→ **STATED EXERCISE**:
In full and without deviation, write out the entries that follow.

-------- GIVEN INFORMATION --------

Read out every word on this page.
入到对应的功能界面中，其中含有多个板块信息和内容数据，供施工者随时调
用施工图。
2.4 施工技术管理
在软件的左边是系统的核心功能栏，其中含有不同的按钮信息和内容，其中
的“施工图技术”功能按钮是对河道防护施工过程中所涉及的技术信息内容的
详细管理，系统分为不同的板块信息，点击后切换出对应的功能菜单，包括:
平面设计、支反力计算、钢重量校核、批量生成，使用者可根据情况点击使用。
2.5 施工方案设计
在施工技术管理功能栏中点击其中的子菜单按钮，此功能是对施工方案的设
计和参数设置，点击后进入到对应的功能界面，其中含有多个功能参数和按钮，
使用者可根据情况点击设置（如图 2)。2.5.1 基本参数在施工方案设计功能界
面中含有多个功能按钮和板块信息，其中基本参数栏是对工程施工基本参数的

--------

→ **RESPONSE TO THE TASK**:
Read out every word on this page.
入到对应的功能界面中，其中含有多个板块信息和内容数据，供施工者随时调
用施工图。
2.4 施工技术管理
在软件的左边是系统的核心功能栏，其中含有不同的按钮信息和内容，其中
的“施工图技术”功能按钮是对河道防护施工过程中所涉及的技术信息内容的
详细管理，系统分为不同的板块信息，点击后切换出对应的功能菜单，包括:
平面设计、支反力计算、钢重量校核、批量生成，使用者可根据情况点击使用。
2.5 施工方案设计
在施工技术管理功能栏中点击其中的子菜单按钮，此功能是对施工方案的设
计和参数设置，点击后进入到对应的功能界面，其中含有多个功能参数和按钮，
使用者可根据情况点击设置（如图 2)。2.5.1 基本参数在施工方案设计功能界
面中含有多个功能按钮和板块信息，其中基本参数栏是对工程施工基本参数的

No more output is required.